*Given problem*
Take every line that has the string "source" and copy it out.

* Start *

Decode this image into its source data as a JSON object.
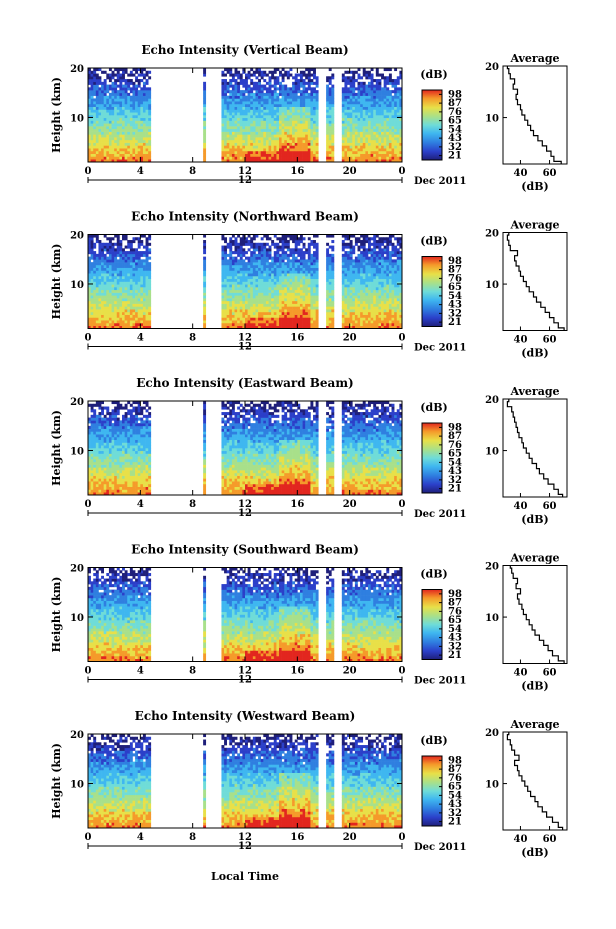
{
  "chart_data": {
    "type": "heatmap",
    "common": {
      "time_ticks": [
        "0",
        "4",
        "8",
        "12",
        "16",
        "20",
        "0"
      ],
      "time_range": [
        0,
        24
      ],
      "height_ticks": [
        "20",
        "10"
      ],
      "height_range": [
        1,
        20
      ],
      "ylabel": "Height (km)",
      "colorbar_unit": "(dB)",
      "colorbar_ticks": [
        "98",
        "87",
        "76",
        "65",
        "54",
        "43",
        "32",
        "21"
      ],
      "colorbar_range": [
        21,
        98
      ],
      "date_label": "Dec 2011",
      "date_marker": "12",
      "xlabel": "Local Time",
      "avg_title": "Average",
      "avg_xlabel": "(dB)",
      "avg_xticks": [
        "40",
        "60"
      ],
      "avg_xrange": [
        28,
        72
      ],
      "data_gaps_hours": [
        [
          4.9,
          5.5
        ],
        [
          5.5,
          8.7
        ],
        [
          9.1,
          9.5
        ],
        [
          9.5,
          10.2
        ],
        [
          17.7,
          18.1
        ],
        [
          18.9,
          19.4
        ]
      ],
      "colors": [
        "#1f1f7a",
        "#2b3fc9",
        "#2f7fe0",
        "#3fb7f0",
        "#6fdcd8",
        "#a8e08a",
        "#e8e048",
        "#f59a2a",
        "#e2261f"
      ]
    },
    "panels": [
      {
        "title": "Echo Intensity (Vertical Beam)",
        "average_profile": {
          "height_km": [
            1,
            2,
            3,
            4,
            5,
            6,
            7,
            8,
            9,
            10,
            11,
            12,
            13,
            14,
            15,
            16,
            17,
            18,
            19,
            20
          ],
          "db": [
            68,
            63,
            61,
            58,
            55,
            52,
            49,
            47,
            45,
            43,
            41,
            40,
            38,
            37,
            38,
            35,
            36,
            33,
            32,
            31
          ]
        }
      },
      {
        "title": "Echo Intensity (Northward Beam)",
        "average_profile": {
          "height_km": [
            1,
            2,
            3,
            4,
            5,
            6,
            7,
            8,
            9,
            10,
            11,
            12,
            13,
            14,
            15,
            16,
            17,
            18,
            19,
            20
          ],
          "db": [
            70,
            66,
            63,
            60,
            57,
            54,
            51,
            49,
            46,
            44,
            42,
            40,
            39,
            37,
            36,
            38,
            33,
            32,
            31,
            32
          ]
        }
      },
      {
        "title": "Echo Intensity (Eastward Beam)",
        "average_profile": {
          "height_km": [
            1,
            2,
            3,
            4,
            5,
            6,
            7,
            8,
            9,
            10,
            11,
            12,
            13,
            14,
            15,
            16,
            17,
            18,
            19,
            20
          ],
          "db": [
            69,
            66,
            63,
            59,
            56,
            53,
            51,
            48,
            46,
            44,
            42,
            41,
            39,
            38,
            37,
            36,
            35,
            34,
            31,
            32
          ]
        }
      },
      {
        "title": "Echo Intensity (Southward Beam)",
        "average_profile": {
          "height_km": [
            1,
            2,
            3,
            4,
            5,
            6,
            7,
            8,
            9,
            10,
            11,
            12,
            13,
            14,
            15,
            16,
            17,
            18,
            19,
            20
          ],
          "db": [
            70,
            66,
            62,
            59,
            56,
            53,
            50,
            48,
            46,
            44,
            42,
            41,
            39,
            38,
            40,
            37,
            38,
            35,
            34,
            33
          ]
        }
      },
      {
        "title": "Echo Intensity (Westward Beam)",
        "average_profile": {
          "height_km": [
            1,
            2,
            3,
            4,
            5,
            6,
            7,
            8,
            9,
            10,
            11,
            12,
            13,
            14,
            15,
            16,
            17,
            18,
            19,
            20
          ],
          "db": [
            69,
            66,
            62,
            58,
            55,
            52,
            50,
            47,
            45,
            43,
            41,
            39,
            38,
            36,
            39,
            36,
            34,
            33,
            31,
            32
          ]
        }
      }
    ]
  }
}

* End *
* Start *

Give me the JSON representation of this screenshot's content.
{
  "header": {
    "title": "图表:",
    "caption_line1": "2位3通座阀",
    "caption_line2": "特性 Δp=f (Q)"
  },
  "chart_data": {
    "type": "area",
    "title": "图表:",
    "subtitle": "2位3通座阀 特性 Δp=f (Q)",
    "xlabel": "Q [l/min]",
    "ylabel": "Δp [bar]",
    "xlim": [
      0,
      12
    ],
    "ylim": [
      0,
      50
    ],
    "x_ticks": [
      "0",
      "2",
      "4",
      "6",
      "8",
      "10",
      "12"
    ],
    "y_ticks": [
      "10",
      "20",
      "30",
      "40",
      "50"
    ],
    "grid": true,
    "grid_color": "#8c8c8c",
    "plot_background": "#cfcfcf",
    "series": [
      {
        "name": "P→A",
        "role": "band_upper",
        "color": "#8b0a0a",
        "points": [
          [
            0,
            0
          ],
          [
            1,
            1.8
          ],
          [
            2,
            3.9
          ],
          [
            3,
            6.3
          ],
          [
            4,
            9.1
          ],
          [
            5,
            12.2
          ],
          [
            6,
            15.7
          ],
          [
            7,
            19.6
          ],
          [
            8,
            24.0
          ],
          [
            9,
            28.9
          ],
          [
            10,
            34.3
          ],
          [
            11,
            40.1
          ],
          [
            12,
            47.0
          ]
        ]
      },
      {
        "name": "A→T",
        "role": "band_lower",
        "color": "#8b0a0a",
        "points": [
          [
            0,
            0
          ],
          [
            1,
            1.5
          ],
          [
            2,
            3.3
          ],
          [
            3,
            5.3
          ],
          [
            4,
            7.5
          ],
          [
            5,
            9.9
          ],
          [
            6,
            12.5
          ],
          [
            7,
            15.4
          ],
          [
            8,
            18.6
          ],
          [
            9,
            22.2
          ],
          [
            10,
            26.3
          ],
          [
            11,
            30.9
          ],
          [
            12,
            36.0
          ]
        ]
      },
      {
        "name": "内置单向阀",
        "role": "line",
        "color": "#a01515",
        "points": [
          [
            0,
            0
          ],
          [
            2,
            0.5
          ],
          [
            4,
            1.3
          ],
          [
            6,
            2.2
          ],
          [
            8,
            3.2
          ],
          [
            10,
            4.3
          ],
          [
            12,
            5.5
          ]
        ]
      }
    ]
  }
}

* End *
* Start *

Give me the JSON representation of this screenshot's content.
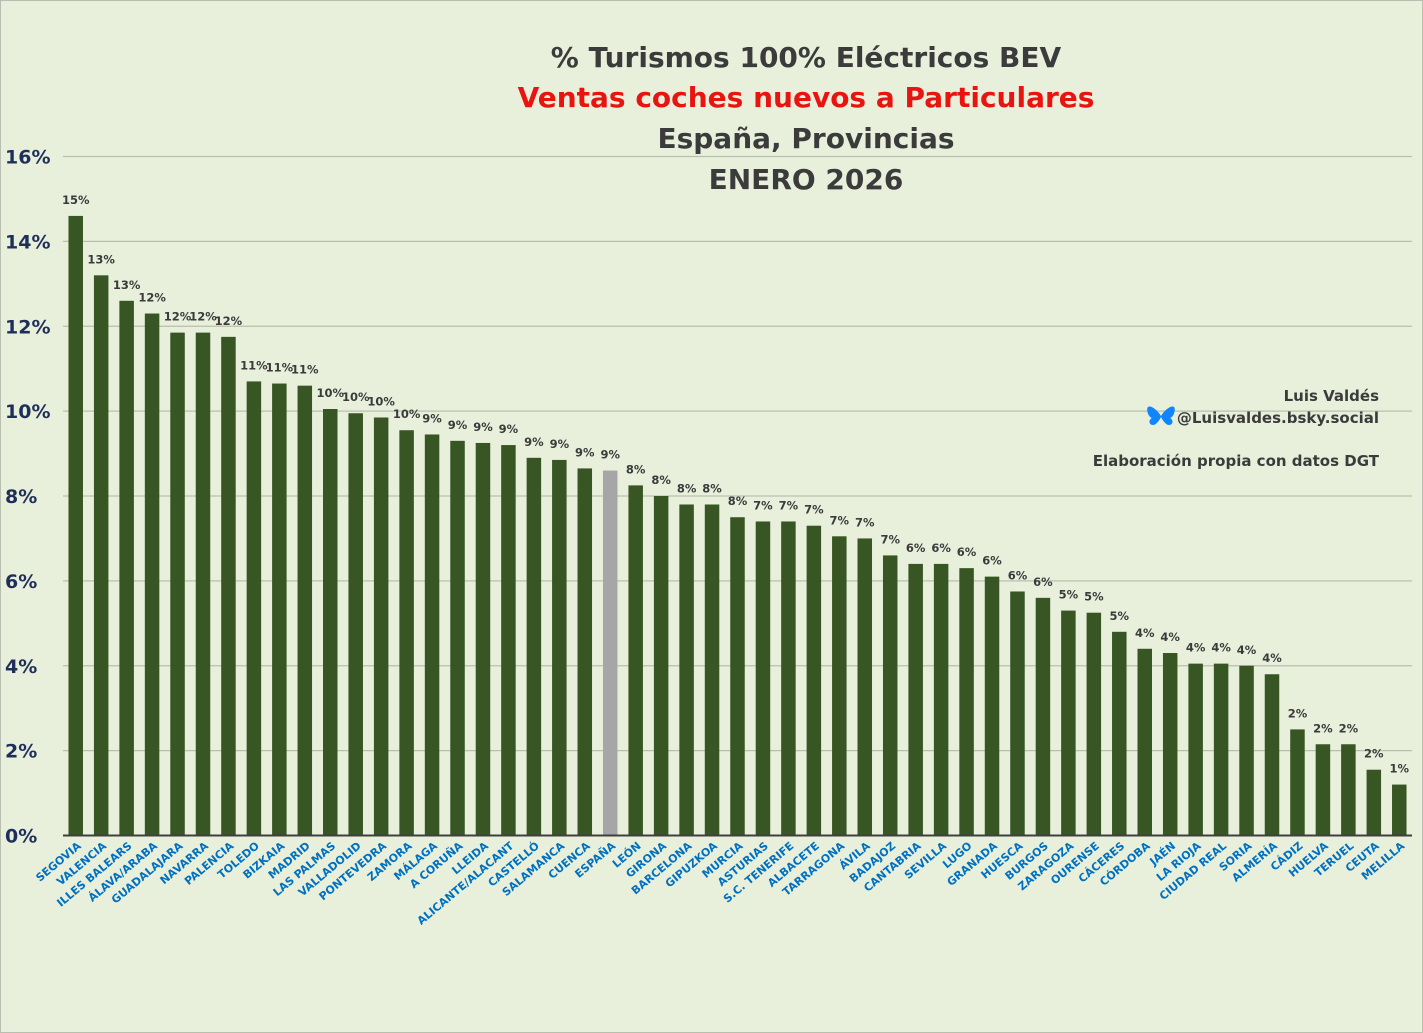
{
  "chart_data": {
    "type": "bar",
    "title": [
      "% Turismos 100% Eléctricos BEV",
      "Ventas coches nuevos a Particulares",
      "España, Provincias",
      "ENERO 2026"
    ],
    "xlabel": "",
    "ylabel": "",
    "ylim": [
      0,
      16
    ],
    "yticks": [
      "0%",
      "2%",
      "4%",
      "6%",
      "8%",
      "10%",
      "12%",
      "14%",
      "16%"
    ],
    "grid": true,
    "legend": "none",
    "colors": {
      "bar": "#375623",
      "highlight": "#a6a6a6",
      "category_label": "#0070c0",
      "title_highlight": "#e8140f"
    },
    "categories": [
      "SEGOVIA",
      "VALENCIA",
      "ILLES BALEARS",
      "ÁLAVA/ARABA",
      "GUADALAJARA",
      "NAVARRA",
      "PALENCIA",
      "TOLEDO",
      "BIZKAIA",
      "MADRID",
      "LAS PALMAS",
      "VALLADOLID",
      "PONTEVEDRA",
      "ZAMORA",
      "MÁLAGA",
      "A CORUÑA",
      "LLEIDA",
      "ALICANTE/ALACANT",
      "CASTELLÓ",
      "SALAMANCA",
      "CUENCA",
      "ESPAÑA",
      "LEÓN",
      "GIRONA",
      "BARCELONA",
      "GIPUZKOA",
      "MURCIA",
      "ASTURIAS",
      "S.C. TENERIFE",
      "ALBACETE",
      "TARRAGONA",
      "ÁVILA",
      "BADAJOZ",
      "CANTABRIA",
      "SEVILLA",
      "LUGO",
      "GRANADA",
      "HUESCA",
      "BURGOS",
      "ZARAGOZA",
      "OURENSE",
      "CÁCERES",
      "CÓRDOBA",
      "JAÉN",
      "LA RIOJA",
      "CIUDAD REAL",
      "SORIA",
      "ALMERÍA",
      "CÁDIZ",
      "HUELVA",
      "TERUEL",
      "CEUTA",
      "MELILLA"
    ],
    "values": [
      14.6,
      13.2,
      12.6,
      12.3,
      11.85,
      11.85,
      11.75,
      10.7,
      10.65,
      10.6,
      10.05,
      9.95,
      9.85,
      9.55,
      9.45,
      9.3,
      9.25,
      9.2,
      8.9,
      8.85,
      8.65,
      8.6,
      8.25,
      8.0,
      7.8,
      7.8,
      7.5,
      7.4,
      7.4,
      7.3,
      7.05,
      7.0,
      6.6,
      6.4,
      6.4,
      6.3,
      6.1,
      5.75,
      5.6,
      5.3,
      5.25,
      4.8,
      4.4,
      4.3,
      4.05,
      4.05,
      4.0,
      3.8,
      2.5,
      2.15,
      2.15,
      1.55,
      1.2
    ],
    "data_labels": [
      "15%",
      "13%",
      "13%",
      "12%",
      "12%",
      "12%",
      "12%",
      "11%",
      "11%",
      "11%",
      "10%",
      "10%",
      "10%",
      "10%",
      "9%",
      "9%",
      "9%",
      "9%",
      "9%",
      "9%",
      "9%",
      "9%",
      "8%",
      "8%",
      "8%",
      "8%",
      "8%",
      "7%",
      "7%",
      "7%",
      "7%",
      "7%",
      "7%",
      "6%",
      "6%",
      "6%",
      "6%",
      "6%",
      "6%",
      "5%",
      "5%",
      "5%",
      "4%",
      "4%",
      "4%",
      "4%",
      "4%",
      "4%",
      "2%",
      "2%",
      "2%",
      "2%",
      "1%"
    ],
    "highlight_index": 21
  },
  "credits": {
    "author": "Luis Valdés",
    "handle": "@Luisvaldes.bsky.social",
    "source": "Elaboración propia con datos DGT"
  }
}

* End *

*Solution to the exercise*
Decode this image into its source data as a JSON object.
    "source": "Elaboración propia con datos DGT"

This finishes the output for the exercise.